### DIRECTIONS
Below are records. Copy every line with "eraser" in it.

### DATA FOR THE TASK
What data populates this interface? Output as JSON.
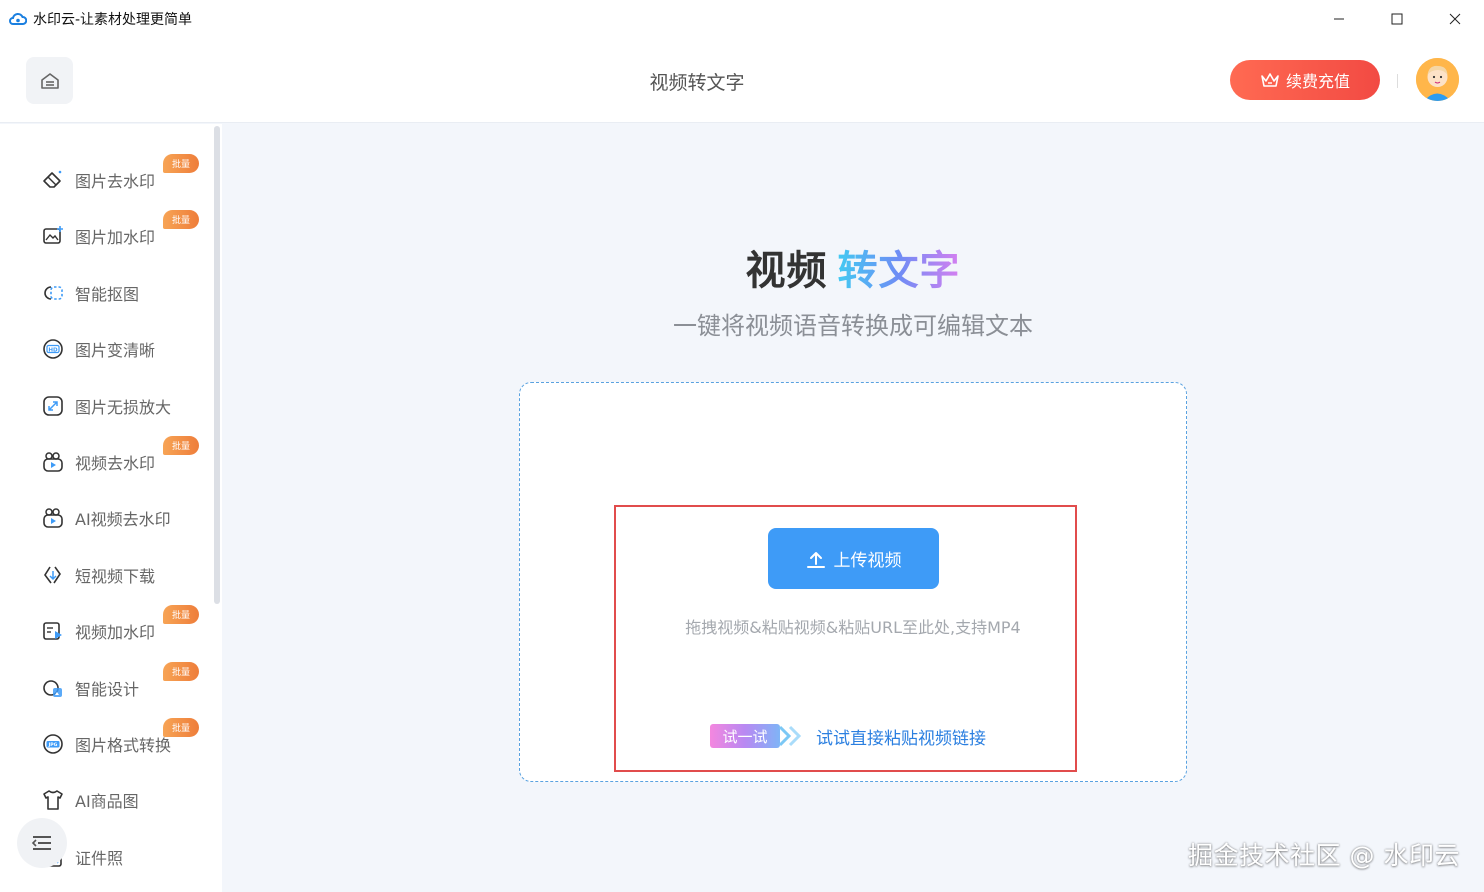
{
  "window": {
    "title": "水印云-让素材处理更简单"
  },
  "header": {
    "page_title": "视频转文字",
    "recharge_label": "续费充值",
    "home_icon": "home-icon",
    "avatar_icon": "avatar"
  },
  "sidebar": {
    "items": [
      {
        "label": "图片去水印",
        "icon": "eraser-icon",
        "badge": "批量"
      },
      {
        "label": "图片加水印",
        "icon": "image-add-icon",
        "badge": "批量"
      },
      {
        "label": "智能抠图",
        "icon": "cutout-icon",
        "badge": ""
      },
      {
        "label": "图片变清晰",
        "icon": "hd-icon",
        "badge": ""
      },
      {
        "label": "图片无损放大",
        "icon": "enlarge-icon",
        "badge": ""
      },
      {
        "label": "视频去水印",
        "icon": "video-eraser-icon",
        "badge": "批量"
      },
      {
        "label": "AI视频去水印",
        "icon": "ai-video-eraser-icon",
        "badge": ""
      },
      {
        "label": "短视频下载",
        "icon": "download-link-icon",
        "badge": ""
      },
      {
        "label": "视频加水印",
        "icon": "video-add-icon",
        "badge": "批量"
      },
      {
        "label": "智能设计",
        "icon": "design-icon",
        "badge": "批量"
      },
      {
        "label": "图片格式转换",
        "icon": "jpg-convert-icon",
        "badge": "批量"
      },
      {
        "label": "AI商品图",
        "icon": "shirt-icon",
        "badge": ""
      },
      {
        "label": "证件照",
        "icon": "id-photo-icon",
        "badge": ""
      }
    ],
    "menu_icon": "menu-collapse-icon"
  },
  "main": {
    "hero_title_part1": "视频",
    "hero_title_part2": "转文字",
    "hero_subtitle": "一键将视频语音转换成可编辑文本",
    "upload_label": "上传视频",
    "hint": "拖拽视频&粘贴视频&粘贴URL至此处,支持MP4",
    "try_tag": "试一试",
    "try_link": "试试直接粘贴视频链接"
  },
  "watermark": "掘金技术社区 @ 水印云",
  "colors": {
    "accent_blue": "#3e9bf7",
    "recharge_red": "#f24a43",
    "badge_orange": "#ee7d3a",
    "highlight_red": "#e14c4c"
  }
}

### THE REPLY
        "icon": "eraser-icon",
        "icon": "video-eraser-icon",
        "icon": "ai-video-eraser-icon",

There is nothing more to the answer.